Dataset entries:

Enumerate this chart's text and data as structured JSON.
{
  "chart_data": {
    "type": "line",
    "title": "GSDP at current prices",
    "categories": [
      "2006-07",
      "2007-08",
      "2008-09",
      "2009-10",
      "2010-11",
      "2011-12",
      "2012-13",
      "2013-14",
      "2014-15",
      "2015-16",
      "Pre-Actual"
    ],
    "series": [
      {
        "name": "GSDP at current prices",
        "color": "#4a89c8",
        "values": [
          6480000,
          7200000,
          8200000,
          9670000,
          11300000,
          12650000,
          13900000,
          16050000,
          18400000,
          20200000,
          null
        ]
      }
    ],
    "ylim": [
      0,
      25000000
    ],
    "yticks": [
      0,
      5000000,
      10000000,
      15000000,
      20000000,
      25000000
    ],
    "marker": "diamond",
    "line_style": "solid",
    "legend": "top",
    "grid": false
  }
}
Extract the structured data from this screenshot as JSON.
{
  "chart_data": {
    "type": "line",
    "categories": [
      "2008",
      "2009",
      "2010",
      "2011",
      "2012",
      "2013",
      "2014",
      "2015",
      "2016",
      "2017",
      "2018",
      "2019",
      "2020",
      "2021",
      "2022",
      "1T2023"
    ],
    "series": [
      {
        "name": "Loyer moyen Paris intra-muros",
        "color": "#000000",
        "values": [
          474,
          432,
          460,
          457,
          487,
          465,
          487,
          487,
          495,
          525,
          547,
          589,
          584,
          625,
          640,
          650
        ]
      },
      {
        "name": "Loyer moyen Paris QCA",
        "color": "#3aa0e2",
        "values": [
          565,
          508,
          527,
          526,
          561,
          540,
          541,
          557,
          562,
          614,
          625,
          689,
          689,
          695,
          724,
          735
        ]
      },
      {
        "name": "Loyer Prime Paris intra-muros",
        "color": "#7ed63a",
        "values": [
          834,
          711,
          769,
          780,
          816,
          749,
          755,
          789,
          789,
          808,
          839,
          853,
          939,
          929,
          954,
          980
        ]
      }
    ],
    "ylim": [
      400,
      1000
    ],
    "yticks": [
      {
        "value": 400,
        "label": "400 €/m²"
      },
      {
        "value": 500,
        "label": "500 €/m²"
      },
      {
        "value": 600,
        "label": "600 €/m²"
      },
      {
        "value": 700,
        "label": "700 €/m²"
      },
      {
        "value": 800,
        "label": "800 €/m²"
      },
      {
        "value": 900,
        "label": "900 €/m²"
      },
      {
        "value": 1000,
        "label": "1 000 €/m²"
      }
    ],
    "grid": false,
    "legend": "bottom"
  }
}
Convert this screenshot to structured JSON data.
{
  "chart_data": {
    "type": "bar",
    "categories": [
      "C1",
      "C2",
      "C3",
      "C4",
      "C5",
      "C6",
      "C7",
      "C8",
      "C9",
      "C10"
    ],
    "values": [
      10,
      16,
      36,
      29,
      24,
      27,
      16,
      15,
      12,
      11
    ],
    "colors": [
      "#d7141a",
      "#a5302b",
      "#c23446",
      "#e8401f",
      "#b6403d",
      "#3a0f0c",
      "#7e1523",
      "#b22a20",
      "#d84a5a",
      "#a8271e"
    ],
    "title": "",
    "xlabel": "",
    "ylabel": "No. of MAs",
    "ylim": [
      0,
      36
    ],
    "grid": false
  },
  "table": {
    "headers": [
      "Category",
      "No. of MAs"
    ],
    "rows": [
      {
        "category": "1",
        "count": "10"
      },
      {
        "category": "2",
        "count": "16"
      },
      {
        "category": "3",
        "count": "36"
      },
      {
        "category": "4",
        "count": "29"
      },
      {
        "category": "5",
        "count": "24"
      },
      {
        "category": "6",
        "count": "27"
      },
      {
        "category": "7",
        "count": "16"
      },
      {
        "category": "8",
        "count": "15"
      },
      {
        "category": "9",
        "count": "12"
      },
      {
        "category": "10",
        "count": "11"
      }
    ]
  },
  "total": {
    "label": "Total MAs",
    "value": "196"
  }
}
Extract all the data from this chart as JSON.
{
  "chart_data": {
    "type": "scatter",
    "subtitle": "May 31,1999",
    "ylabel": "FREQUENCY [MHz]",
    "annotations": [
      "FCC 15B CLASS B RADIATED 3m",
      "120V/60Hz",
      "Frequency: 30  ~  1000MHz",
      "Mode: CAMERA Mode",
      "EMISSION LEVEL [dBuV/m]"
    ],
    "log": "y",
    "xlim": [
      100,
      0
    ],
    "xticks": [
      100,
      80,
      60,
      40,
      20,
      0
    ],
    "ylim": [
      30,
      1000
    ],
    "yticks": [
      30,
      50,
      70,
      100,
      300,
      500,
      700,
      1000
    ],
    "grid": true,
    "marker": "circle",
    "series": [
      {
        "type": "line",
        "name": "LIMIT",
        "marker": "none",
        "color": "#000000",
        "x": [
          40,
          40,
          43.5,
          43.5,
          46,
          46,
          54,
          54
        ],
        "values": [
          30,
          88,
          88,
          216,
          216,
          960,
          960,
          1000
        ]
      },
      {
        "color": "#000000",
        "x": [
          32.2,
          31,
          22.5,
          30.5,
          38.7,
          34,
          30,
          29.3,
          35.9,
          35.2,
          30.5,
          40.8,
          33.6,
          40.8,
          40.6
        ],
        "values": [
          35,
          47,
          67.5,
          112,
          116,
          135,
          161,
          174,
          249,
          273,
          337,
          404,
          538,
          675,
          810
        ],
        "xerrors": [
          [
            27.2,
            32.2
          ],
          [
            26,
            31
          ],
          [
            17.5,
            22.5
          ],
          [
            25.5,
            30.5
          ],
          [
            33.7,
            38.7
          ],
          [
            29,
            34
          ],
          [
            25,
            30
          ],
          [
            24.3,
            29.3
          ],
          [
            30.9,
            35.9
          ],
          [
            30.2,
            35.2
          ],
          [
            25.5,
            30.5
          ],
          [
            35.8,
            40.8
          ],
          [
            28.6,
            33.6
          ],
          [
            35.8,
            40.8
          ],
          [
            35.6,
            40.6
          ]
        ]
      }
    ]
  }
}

Problem requirements: Give all of the entries again, word for word.

Solution:
Enumerate this chart's text and data as structured JSON.
{
  "chart_data": {
    "type": "line",
    "title": "GSDP at current prices",
    "categories": [
      "2006-07",
      "2007-08",
      "2008-09",
      "2009-10",
      "2010-11",
      "2011-12",
      "2012-13",
      "2013-14",
      "2014-15",
      "2015-16",
      "Pre-Actual"
    ],
    "series": [
      {
        "name": "GSDP at current prices",
        "color": "#4a89c8",
        "values": [
          6480000,
          7200000,
          8200000,
          9670000,
          11300000,
          12650000,
          13900000,
          16050000,
          18400000,
          20200000,
          null
        ]
      }
    ],
    "ylim": [
      0,
      25000000
    ],
    "yticks": [
      0,
      5000000,
      10000000,
      15000000,
      20000000,
      25000000
    ],
    "marker": "diamond",
    "line_style": "solid",
    "legend": "top",
    "grid": false
  }
}
Extract the structured data from this screenshot as JSON.
{
  "chart_data": {
    "type": "line",
    "categories": [
      "2008",
      "2009",
      "2010",
      "2011",
      "2012",
      "2013",
      "2014",
      "2015",
      "2016",
      "2017",
      "2018",
      "2019",
      "2020",
      "2021",
      "2022",
      "1T2023"
    ],
    "series": [
      {
        "name": "Loyer moyen Paris intra-muros",
        "color": "#000000",
        "values": [
          474,
          432,
          460,
          457,
          487,
          465,
          487,
          487,
          495,
          525,
          547,
          589,
          584,
          625,
          640,
          650
        ]
      },
      {
        "name": "Loyer moyen Paris QCA",
        "color": "#3aa0e2",
        "values": [
          565,
          508,
          527,
          526,
          561,
          540,
          541,
          557,
          562,
          614,
          625,
          689,
          689,
          695,
          724,
          735
        ]
      },
      {
        "name": "Loyer Prime Paris intra-muros",
        "color": "#7ed63a",
        "values": [
          834,
          711,
          769,
          780,
          816,
          749,
          755,
          789,
          789,
          808,
          839,
          853,
          939,
          929,
          954,
          980
        ]
      }
    ],
    "ylim": [
      400,
      1000
    ],
    "yticks": [
      {
        "value": 400,
        "label": "400 €/m²"
      },
      {
        "value": 500,
        "label": "500 €/m²"
      },
      {
        "value": 600,
        "label": "600 €/m²"
      },
      {
        "value": 700,
        "label": "700 €/m²"
      },
      {
        "value": 800,
        "label": "800 €/m²"
      },
      {
        "value": 900,
        "label": "900 €/m²"
      },
      {
        "value": 1000,
        "label": "1 000 €/m²"
      }
    ],
    "grid": false,
    "legend": "bottom"
  }
}
Convert this screenshot to structured JSON data.
{
  "chart_data": {
    "type": "bar",
    "categories": [
      "C1",
      "C2",
      "C3",
      "C4",
      "C5",
      "C6",
      "C7",
      "C8",
      "C9",
      "C10"
    ],
    "values": [
      10,
      16,
      36,
      29,
      24,
      27,
      16,
      15,
      12,
      11
    ],
    "colors": [
      "#d7141a",
      "#a5302b",
      "#c23446",
      "#e8401f",
      "#b6403d",
      "#3a0f0c",
      "#7e1523",
      "#b22a20",
      "#d84a5a",
      "#a8271e"
    ],
    "title": "",
    "xlabel": "",
    "ylabel": "No. of MAs",
    "ylim": [
      0,
      36
    ],
    "grid": false
  },
  "table": {
    "headers": [
      "Category",
      "No. of MAs"
    ],
    "rows": [
      {
        "category": "1",
        "count": "10"
      },
      {
        "category": "2",
        "count": "16"
      },
      {
        "category": "3",
        "count": "36"
      },
      {
        "category": "4",
        "count": "29"
      },
      {
        "category": "5",
        "count": "24"
      },
      {
        "category": "6",
        "count": "27"
      },
      {
        "category": "7",
        "count": "16"
      },
      {
        "category": "8",
        "count": "15"
      },
      {
        "category": "9",
        "count": "12"
      },
      {
        "category": "10",
        "count": "11"
      }
    ]
  },
  "total": {
    "label": "Total MAs",
    "value": "196"
  }
}
Extract all the data from this chart as JSON.
{
  "chart_data": {
    "type": "scatter",
    "subtitle": "May 31,1999",
    "ylabel": "FREQUENCY [MHz]",
    "annotations": [
      "FCC 15B CLASS B RADIATED 3m",
      "120V/60Hz",
      "Frequency: 30  ~  1000MHz",
      "Mode: CAMERA Mode",
      "EMISSION LEVEL [dBuV/m]"
    ],
    "log": "y",
    "xlim": [
      100,
      0
    ],
    "xticks": [
      100,
      80,
      60,
      40,
      20,
      0
    ],
    "ylim": [
      30,
      1000
    ],
    "yticks": [
      30,
      50,
      70,
      100,
      300,
      500,
      700,
      1000
    ],
    "grid": true,
    "marker": "circle",
    "series": [
      {
        "type": "line",
        "name": "LIMIT",
        "marker": "none",
        "color": "#000000",
        "x": [
          40,
          40,
          43.5,
          43.5,
          46,
          46,
          54,
          54
        ],
        "values": [
          30,
          88,
          88,
          216,
          216,
          960,
          960,
          1000
        ]
      },
      {
        "color": "#000000",
        "x": [
          32.2,
          31,
          22.5,
          30.5,
          38.7,
          34,
          30,
          29.3,
          35.9,
          35.2,
          30.5,
          40.8,
          33.6,
          40.8,
          40.6
        ],
        "values": [
          35,
          47,
          67.5,
          112,
          116,
          135,
          161,
          174,
          249,
          273,
          337,
          404,
          538,
          675,
          810
        ],
        "xerrors": [
          [
            27.2,
            32.2
          ],
          [
            26,
            31
          ],
          [
            17.5,
            22.5
          ],
          [
            25.5,
            30.5
          ],
          [
            33.7,
            38.7
          ],
          [
            29,
            34
          ],
          [
            25,
            30
          ],
          [
            24.3,
            29.3
          ],
          [
            30.9,
            35.9
          ],
          [
            30.2,
            35.2
          ],
          [
            25.5,
            30.5
          ],
          [
            35.8,
            40.8
          ],
          [
            28.6,
            33.6
          ],
          [
            35.8,
            40.8
          ],
          [
            35.6,
            40.6
          ]
        ]
      }
    ]
  }
}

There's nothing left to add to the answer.